Task directions
Copy all entries without alteration and skip the pictures they hold.

Entries

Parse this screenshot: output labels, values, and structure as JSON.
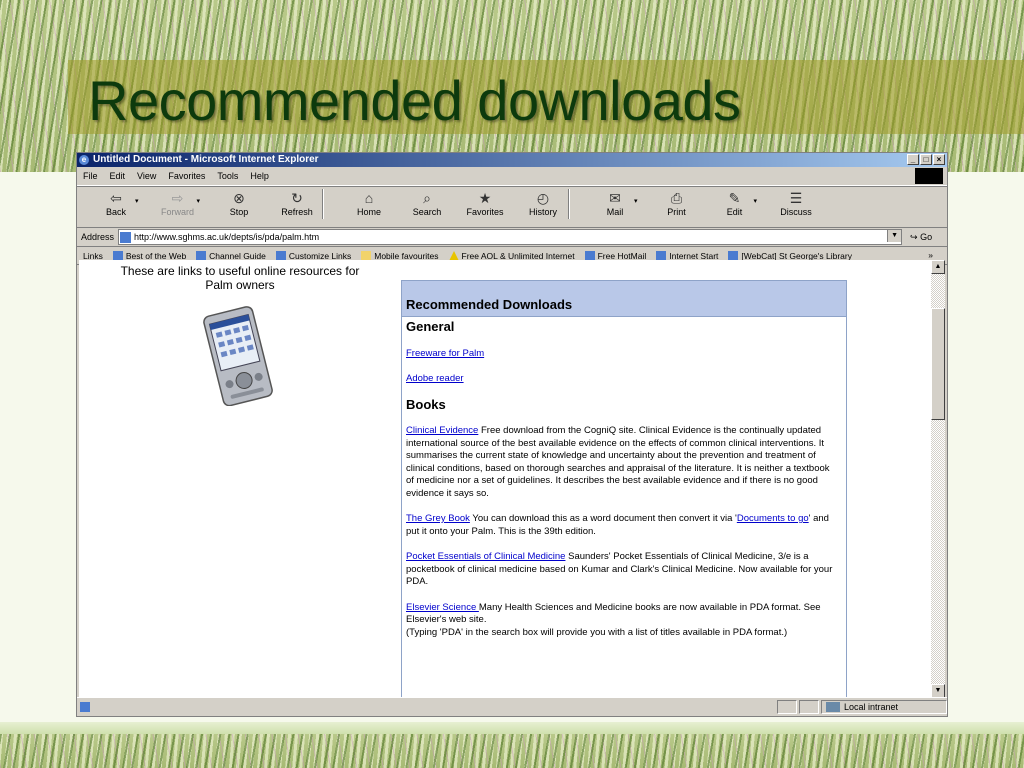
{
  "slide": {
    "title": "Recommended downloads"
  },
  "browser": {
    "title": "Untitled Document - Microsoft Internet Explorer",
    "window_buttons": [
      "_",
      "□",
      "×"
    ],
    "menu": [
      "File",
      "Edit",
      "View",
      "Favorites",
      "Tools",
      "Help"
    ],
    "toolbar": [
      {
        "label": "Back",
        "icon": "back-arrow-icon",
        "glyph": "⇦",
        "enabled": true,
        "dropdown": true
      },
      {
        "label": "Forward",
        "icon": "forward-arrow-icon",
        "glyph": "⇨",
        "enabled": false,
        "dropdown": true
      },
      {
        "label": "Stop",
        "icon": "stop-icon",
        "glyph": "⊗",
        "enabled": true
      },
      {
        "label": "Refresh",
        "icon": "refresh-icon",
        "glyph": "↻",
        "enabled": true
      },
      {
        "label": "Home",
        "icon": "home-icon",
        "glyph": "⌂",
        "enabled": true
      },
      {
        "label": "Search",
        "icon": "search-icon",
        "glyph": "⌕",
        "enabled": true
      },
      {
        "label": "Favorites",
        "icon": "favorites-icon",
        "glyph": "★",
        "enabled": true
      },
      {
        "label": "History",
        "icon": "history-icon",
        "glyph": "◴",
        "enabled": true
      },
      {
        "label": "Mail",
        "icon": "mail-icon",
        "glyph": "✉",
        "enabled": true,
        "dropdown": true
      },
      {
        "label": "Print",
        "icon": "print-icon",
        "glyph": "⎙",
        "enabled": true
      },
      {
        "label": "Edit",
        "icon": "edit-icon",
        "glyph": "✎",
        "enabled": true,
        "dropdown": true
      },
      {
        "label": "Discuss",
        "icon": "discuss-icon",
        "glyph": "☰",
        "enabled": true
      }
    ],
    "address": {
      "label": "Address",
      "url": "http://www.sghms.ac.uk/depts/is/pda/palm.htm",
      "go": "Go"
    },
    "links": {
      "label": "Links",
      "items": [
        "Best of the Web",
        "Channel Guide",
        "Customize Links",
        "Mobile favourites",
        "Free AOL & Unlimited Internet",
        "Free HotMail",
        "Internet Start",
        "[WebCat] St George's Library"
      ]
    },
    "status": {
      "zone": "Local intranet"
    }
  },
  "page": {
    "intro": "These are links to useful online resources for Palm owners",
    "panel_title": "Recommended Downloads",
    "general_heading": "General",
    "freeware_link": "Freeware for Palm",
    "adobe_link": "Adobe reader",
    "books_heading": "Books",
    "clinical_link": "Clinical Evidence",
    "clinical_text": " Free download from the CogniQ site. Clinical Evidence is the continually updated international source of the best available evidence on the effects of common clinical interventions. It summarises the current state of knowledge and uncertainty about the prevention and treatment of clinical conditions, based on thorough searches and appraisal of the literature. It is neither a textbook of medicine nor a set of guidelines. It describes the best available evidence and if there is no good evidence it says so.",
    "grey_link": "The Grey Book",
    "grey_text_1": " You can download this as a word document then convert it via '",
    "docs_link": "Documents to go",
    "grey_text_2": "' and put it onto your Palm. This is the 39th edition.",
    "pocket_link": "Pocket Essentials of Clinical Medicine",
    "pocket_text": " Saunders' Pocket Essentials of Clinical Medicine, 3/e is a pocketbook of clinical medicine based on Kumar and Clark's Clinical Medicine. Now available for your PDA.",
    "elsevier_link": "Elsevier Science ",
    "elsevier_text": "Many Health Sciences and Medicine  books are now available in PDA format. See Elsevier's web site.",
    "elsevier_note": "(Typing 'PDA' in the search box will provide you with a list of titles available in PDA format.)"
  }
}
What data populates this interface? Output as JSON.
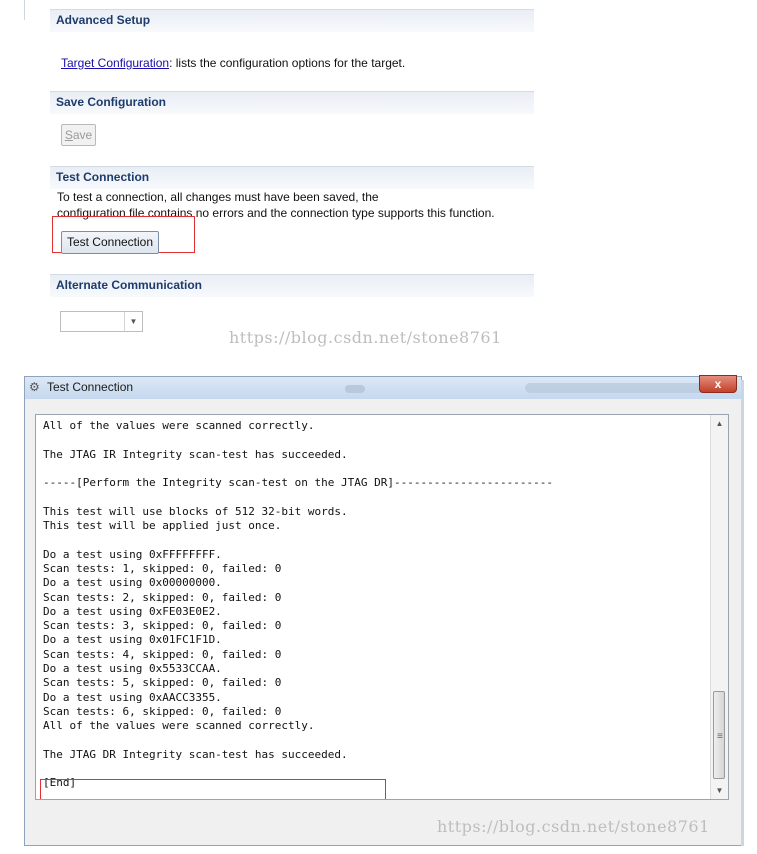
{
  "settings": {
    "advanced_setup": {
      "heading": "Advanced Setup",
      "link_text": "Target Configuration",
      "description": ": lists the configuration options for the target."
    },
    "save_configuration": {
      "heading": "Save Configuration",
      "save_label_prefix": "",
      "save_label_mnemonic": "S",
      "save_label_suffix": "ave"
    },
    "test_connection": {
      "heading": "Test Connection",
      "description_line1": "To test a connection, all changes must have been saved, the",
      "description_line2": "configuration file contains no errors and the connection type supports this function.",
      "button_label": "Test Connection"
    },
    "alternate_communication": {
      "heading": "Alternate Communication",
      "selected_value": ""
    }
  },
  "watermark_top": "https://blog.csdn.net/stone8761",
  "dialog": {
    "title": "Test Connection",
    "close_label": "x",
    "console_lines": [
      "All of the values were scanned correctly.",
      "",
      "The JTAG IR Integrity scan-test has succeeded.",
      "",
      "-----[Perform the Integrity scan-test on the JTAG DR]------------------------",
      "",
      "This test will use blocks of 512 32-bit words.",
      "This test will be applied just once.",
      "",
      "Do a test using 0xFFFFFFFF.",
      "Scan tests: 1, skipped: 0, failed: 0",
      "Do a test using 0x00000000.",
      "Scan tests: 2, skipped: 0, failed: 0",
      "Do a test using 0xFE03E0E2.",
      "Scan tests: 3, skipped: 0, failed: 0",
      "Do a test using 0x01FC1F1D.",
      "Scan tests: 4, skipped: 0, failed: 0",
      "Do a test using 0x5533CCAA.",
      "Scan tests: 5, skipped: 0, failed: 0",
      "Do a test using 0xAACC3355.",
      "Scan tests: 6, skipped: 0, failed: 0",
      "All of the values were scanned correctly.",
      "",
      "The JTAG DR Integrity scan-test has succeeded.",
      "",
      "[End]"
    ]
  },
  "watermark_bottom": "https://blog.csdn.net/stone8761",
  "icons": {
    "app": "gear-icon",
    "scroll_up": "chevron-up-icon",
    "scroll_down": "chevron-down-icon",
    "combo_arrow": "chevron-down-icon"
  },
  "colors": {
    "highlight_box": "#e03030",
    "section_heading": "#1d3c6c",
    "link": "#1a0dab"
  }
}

Answer to the problem
Parse this screenshot: output labels, values, and structure as JSON.
{
  "slide": {
    "title": "Recommended downloads"
  },
  "browser": {
    "title": "Untitled Document - Microsoft Internet Explorer",
    "window_buttons": [
      "_",
      "□",
      "×"
    ],
    "menu": [
      "File",
      "Edit",
      "View",
      "Favorites",
      "Tools",
      "Help"
    ],
    "toolbar": [
      {
        "label": "Back",
        "icon": "back-arrow-icon",
        "glyph": "⇦",
        "enabled": true,
        "dropdown": true
      },
      {
        "label": "Forward",
        "icon": "forward-arrow-icon",
        "glyph": "⇨",
        "enabled": false,
        "dropdown": true
      },
      {
        "label": "Stop",
        "icon": "stop-icon",
        "glyph": "⊗",
        "enabled": true
      },
      {
        "label": "Refresh",
        "icon": "refresh-icon",
        "glyph": "↻",
        "enabled": true
      },
      {
        "label": "Home",
        "icon": "home-icon",
        "glyph": "⌂",
        "enabled": true
      },
      {
        "label": "Search",
        "icon": "search-icon",
        "glyph": "⌕",
        "enabled": true
      },
      {
        "label": "Favorites",
        "icon": "favorites-icon",
        "glyph": "★",
        "enabled": true
      },
      {
        "label": "History",
        "icon": "history-icon",
        "glyph": "◴",
        "enabled": true
      },
      {
        "label": "Mail",
        "icon": "mail-icon",
        "glyph": "✉",
        "enabled": true,
        "dropdown": true
      },
      {
        "label": "Print",
        "icon": "print-icon",
        "glyph": "⎙",
        "enabled": true
      },
      {
        "label": "Edit",
        "icon": "edit-icon",
        "glyph": "✎",
        "enabled": true,
        "dropdown": true
      },
      {
        "label": "Discuss",
        "icon": "discuss-icon",
        "glyph": "☰",
        "enabled": true
      }
    ],
    "address": {
      "label": "Address",
      "url": "http://www.sghms.ac.uk/depts/is/pda/palm.htm",
      "go": "Go"
    },
    "links": {
      "label": "Links",
      "items": [
        "Best of the Web",
        "Channel Guide",
        "Customize Links",
        "Mobile favourites",
        "Free AOL & Unlimited Internet",
        "Free HotMail",
        "Internet Start",
        "[WebCat] St George's Library"
      ]
    },
    "status": {
      "zone": "Local intranet"
    }
  },
  "page": {
    "intro": "These are links to useful online resources for Palm owners",
    "panel_title": "Recommended Downloads",
    "general_heading": "General",
    "freeware_link": "Freeware for Palm",
    "adobe_link": "Adobe reader",
    "books_heading": "Books",
    "clinical_link": "Clinical Evidence",
    "clinical_text": " Free download from the CogniQ site. Clinical Evidence is the continually updated international source of the best available evidence on the effects of common clinical interventions. It summarises the current state of knowledge and uncertainty about the prevention and treatment of clinical conditions, based on thorough searches and appraisal of the literature. It is neither a textbook of medicine nor a set of guidelines. It describes the best available evidence and if there is no good evidence it says so.",
    "grey_link": "The Grey Book",
    "grey_text_1": " You can download this as a word document then convert it via '",
    "docs_link": "Documents to go",
    "grey_text_2": "' and put it onto your Palm. This is the 39th edition.",
    "pocket_link": "Pocket Essentials of Clinical Medicine",
    "pocket_text": " Saunders' Pocket Essentials of Clinical Medicine, 3/e is a pocketbook of clinical medicine based on Kumar and Clark's Clinical Medicine. Now available for your PDA.",
    "elsevier_link": "Elsevier Science ",
    "elsevier_text": "Many Health Sciences and Medicine  books are now available in PDA format. See Elsevier's web site.",
    "elsevier_note": "(Typing 'PDA' in the search box will provide you with a list of titles available in PDA format.)"
  }
}
What data populates this interface? Output as JSON.
{
  "settings": {
    "advanced_setup": {
      "heading": "Advanced Setup",
      "link_text": "Target Configuration",
      "description": ": lists the configuration options for the target."
    },
    "save_configuration": {
      "heading": "Save Configuration",
      "save_label_prefix": "",
      "save_label_mnemonic": "S",
      "save_label_suffix": "ave"
    },
    "test_connection": {
      "heading": "Test Connection",
      "description_line1": "To test a connection, all changes must have been saved, the",
      "description_line2": "configuration file contains no errors and the connection type supports this function.",
      "button_label": "Test Connection"
    },
    "alternate_communication": {
      "heading": "Alternate Communication",
      "selected_value": ""
    }
  },
  "watermark_top": "https://blog.csdn.net/stone8761",
  "dialog": {
    "title": "Test Connection",
    "close_label": "x",
    "console_lines": [
      "All of the values were scanned correctly.",
      "",
      "The JTAG IR Integrity scan-test has succeeded.",
      "",
      "-----[Perform the Integrity scan-test on the JTAG DR]------------------------",
      "",
      "This test will use blocks of 512 32-bit words.",
      "This test will be applied just once.",
      "",
      "Do a test using 0xFFFFFFFF.",
      "Scan tests: 1, skipped: 0, failed: 0",
      "Do a test using 0x00000000.",
      "Scan tests: 2, skipped: 0, failed: 0",
      "Do a test using 0xFE03E0E2.",
      "Scan tests: 3, skipped: 0, failed: 0",
      "Do a test using 0x01FC1F1D.",
      "Scan tests: 4, skipped: 0, failed: 0",
      "Do a test using 0x5533CCAA.",
      "Scan tests: 5, skipped: 0, failed: 0",
      "Do a test using 0xAACC3355.",
      "Scan tests: 6, skipped: 0, failed: 0",
      "All of the values were scanned correctly.",
      "",
      "The JTAG DR Integrity scan-test has succeeded.",
      "",
      "[End]"
    ]
  },
  "watermark_bottom": "https://blog.csdn.net/stone8761",
  "icons": {
    "app": "gear-icon",
    "scroll_up": "chevron-up-icon",
    "scroll_down": "chevron-down-icon",
    "combo_arrow": "chevron-down-icon"
  },
  "colors": {
    "highlight_box": "#e03030",
    "section_heading": "#1d3c6c",
    "link": "#1a0dab"
  }
}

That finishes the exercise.